What needs to be done: Print the whole listing exactly.

Task data:
▬▬▬▬▬▬▬▬▬▬
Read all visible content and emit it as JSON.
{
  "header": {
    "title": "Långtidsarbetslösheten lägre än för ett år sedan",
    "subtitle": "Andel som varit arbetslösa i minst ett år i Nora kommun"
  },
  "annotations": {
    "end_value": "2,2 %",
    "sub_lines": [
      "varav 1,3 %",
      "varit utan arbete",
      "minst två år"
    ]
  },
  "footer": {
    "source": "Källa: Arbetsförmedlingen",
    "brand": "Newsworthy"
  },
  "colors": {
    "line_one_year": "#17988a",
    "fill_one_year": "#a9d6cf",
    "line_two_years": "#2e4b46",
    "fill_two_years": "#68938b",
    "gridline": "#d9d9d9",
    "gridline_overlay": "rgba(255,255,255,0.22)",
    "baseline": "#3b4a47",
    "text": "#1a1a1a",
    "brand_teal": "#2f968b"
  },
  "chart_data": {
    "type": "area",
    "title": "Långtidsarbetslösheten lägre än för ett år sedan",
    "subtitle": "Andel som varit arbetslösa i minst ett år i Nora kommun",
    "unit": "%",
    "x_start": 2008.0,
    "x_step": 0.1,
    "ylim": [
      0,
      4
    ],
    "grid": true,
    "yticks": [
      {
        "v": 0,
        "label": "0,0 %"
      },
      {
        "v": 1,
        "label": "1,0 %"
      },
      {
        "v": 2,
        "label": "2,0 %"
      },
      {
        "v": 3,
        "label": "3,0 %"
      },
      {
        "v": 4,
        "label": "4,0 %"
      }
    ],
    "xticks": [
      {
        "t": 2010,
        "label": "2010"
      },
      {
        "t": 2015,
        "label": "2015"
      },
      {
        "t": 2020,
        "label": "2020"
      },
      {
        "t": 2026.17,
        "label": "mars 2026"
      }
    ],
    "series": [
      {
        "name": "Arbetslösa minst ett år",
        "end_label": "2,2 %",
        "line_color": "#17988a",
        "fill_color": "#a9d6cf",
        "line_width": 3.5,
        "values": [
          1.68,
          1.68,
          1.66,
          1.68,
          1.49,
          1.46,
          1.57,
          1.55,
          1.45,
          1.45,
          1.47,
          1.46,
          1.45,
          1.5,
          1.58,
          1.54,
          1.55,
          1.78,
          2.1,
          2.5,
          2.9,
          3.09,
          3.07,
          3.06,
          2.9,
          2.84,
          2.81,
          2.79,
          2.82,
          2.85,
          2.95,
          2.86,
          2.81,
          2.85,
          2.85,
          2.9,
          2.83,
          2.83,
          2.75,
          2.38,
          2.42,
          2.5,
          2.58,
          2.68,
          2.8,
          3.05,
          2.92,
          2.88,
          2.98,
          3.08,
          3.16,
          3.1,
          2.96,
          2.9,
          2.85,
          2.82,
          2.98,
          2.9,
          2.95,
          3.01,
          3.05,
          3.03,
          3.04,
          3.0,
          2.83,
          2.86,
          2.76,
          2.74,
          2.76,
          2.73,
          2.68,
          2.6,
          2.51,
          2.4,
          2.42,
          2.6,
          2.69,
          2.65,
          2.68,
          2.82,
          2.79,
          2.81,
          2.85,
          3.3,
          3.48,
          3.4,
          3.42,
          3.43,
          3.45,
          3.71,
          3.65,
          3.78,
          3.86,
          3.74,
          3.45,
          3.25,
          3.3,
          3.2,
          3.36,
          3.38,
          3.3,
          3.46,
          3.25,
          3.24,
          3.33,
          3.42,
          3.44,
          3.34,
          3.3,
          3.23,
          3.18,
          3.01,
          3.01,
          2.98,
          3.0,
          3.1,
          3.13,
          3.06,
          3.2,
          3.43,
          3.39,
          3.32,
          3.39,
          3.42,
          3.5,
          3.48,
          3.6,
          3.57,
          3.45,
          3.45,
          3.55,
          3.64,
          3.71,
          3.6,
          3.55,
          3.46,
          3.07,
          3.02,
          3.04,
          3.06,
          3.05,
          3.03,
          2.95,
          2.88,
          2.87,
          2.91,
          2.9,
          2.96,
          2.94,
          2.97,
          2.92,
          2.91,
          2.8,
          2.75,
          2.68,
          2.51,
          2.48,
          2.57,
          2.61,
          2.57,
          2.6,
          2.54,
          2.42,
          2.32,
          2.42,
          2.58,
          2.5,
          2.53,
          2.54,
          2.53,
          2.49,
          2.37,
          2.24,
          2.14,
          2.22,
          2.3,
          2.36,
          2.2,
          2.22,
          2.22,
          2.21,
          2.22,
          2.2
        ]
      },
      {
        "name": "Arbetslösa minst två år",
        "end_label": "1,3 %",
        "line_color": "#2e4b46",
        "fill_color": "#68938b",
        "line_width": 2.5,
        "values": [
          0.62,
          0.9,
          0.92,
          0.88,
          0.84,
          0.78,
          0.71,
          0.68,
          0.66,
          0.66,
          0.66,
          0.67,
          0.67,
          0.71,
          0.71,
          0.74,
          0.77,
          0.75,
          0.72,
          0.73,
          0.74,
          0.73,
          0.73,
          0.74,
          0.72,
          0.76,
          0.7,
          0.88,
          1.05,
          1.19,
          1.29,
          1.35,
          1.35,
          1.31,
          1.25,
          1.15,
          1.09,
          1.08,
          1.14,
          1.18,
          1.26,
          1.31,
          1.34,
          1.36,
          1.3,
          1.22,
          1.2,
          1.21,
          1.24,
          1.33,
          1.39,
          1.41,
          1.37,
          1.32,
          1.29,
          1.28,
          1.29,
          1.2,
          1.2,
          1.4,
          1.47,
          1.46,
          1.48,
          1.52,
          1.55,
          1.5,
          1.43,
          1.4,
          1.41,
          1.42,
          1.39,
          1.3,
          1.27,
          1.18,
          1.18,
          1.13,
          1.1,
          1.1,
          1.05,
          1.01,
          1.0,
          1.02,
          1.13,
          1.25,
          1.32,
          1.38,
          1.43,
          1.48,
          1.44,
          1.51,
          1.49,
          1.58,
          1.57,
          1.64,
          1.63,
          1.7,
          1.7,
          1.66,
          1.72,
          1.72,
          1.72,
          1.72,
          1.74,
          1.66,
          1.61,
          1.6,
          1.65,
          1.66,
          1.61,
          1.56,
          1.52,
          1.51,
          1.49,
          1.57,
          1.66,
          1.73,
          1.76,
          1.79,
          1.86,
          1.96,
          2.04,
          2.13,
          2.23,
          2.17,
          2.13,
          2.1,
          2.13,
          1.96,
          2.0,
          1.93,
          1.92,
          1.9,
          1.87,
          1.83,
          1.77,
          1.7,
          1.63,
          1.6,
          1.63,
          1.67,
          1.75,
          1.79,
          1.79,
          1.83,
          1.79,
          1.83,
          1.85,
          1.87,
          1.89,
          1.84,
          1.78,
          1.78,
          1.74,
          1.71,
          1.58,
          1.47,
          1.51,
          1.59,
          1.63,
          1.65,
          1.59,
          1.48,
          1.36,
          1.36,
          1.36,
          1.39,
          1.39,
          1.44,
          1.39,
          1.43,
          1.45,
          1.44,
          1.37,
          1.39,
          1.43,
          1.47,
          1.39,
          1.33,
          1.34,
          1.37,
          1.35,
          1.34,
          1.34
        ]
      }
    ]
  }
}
▬▬▬▬▬▬▬▬▬▬
Answer to the exercise:
Read all visible content and emit it as JSON.
{
  "header": {
    "title": "Långtidsarbetslösheten lägre än för ett år sedan",
    "subtitle": "Andel som varit arbetslösa i minst ett år i Nora kommun"
  },
  "annotations": {
    "end_value": "2,2 %",
    "sub_lines": [
      "varav 1,3 %",
      "varit utan arbete",
      "minst två år"
    ]
  },
  "footer": {
    "source": "Källa: Arbetsförmedlingen",
    "brand": "Newsworthy"
  },
  "colors": {
    "line_one_year": "#17988a",
    "fill_one_year": "#a9d6cf",
    "line_two_years": "#2e4b46",
    "fill_two_years": "#68938b",
    "gridline": "#d9d9d9",
    "gridline_overlay": "rgba(255,255,255,0.22)",
    "baseline": "#3b4a47",
    "text": "#1a1a1a",
    "brand_teal": "#2f968b"
  },
  "chart_data": {
    "type": "area",
    "title": "Långtidsarbetslösheten lägre än för ett år sedan",
    "subtitle": "Andel som varit arbetslösa i minst ett år i Nora kommun",
    "unit": "%",
    "x_start": 2008.0,
    "x_step": 0.1,
    "ylim": [
      0,
      4
    ],
    "grid": true,
    "yticks": [
      {
        "v": 0,
        "label": "0,0 %"
      },
      {
        "v": 1,
        "label": "1,0 %"
      },
      {
        "v": 2,
        "label": "2,0 %"
      },
      {
        "v": 3,
        "label": "3,0 %"
      },
      {
        "v": 4,
        "label": "4,0 %"
      }
    ],
    "xticks": [
      {
        "t": 2010,
        "label": "2010"
      },
      {
        "t": 2015,
        "label": "2015"
      },
      {
        "t": 2020,
        "label": "2020"
      },
      {
        "t": 2026.17,
        "label": "mars 2026"
      }
    ],
    "series": [
      {
        "name": "Arbetslösa minst ett år",
        "end_label": "2,2 %",
        "line_color": "#17988a",
        "fill_color": "#a9d6cf",
        "line_width": 3.5,
        "values": [
          1.68,
          1.68,
          1.66,
          1.68,
          1.49,
          1.46,
          1.57,
          1.55,
          1.45,
          1.45,
          1.47,
          1.46,
          1.45,
          1.5,
          1.58,
          1.54,
          1.55,
          1.78,
          2.1,
          2.5,
          2.9,
          3.09,
          3.07,
          3.06,
          2.9,
          2.84,
          2.81,
          2.79,
          2.82,
          2.85,
          2.95,
          2.86,
          2.81,
          2.85,
          2.85,
          2.9,
          2.83,
          2.83,
          2.75,
          2.38,
          2.42,
          2.5,
          2.58,
          2.68,
          2.8,
          3.05,
          2.92,
          2.88,
          2.98,
          3.08,
          3.16,
          3.1,
          2.96,
          2.9,
          2.85,
          2.82,
          2.98,
          2.9,
          2.95,
          3.01,
          3.05,
          3.03,
          3.04,
          3.0,
          2.83,
          2.86,
          2.76,
          2.74,
          2.76,
          2.73,
          2.68,
          2.6,
          2.51,
          2.4,
          2.42,
          2.6,
          2.69,
          2.65,
          2.68,
          2.82,
          2.79,
          2.81,
          2.85,
          3.3,
          3.48,
          3.4,
          3.42,
          3.43,
          3.45,
          3.71,
          3.65,
          3.78,
          3.86,
          3.74,
          3.45,
          3.25,
          3.3,
          3.2,
          3.36,
          3.38,
          3.3,
          3.46,
          3.25,
          3.24,
          3.33,
          3.42,
          3.44,
          3.34,
          3.3,
          3.23,
          3.18,
          3.01,
          3.01,
          2.98,
          3.0,
          3.1,
          3.13,
          3.06,
          3.2,
          3.43,
          3.39,
          3.32,
          3.39,
          3.42,
          3.5,
          3.48,
          3.6,
          3.57,
          3.45,
          3.45,
          3.55,
          3.64,
          3.71,
          3.6,
          3.55,
          3.46,
          3.07,
          3.02,
          3.04,
          3.06,
          3.05,
          3.03,
          2.95,
          2.88,
          2.87,
          2.91,
          2.9,
          2.96,
          2.94,
          2.97,
          2.92,
          2.91,
          2.8,
          2.75,
          2.68,
          2.51,
          2.48,
          2.57,
          2.61,
          2.57,
          2.6,
          2.54,
          2.42,
          2.32,
          2.42,
          2.58,
          2.5,
          2.53,
          2.54,
          2.53,
          2.49,
          2.37,
          2.24,
          2.14,
          2.22,
          2.3,
          2.36,
          2.2,
          2.22,
          2.22,
          2.21,
          2.22,
          2.2
        ]
      },
      {
        "name": "Arbetslösa minst två år",
        "end_label": "1,3 %",
        "line_color": "#2e4b46",
        "fill_color": "#68938b",
        "line_width": 2.5,
        "values": [
          0.62,
          0.9,
          0.92,
          0.88,
          0.84,
          0.78,
          0.71,
          0.68,
          0.66,
          0.66,
          0.66,
          0.67,
          0.67,
          0.71,
          0.71,
          0.74,
          0.77,
          0.75,
          0.72,
          0.73,
          0.74,
          0.73,
          0.73,
          0.74,
          0.72,
          0.76,
          0.7,
          0.88,
          1.05,
          1.19,
          1.29,
          1.35,
          1.35,
          1.31,
          1.25,
          1.15,
          1.09,
          1.08,
          1.14,
          1.18,
          1.26,
          1.31,
          1.34,
          1.36,
          1.3,
          1.22,
          1.2,
          1.21,
          1.24,
          1.33,
          1.39,
          1.41,
          1.37,
          1.32,
          1.29,
          1.28,
          1.29,
          1.2,
          1.2,
          1.4,
          1.47,
          1.46,
          1.48,
          1.52,
          1.55,
          1.5,
          1.43,
          1.4,
          1.41,
          1.42,
          1.39,
          1.3,
          1.27,
          1.18,
          1.18,
          1.13,
          1.1,
          1.1,
          1.05,
          1.01,
          1.0,
          1.02,
          1.13,
          1.25,
          1.32,
          1.38,
          1.43,
          1.48,
          1.44,
          1.51,
          1.49,
          1.58,
          1.57,
          1.64,
          1.63,
          1.7,
          1.7,
          1.66,
          1.72,
          1.72,
          1.72,
          1.72,
          1.74,
          1.66,
          1.61,
          1.6,
          1.65,
          1.66,
          1.61,
          1.56,
          1.52,
          1.51,
          1.49,
          1.57,
          1.66,
          1.73,
          1.76,
          1.79,
          1.86,
          1.96,
          2.04,
          2.13,
          2.23,
          2.17,
          2.13,
          2.1,
          2.13,
          1.96,
          2.0,
          1.93,
          1.92,
          1.9,
          1.87,
          1.83,
          1.77,
          1.7,
          1.63,
          1.6,
          1.63,
          1.67,
          1.75,
          1.79,
          1.79,
          1.83,
          1.79,
          1.83,
          1.85,
          1.87,
          1.89,
          1.84,
          1.78,
          1.78,
          1.74,
          1.71,
          1.58,
          1.47,
          1.51,
          1.59,
          1.63,
          1.65,
          1.59,
          1.48,
          1.36,
          1.36,
          1.36,
          1.39,
          1.39,
          1.44,
          1.39,
          1.43,
          1.45,
          1.44,
          1.37,
          1.39,
          1.43,
          1.47,
          1.39,
          1.33,
          1.34,
          1.37,
          1.35,
          1.34,
          1.34
        ]
      }
    ]
  }
}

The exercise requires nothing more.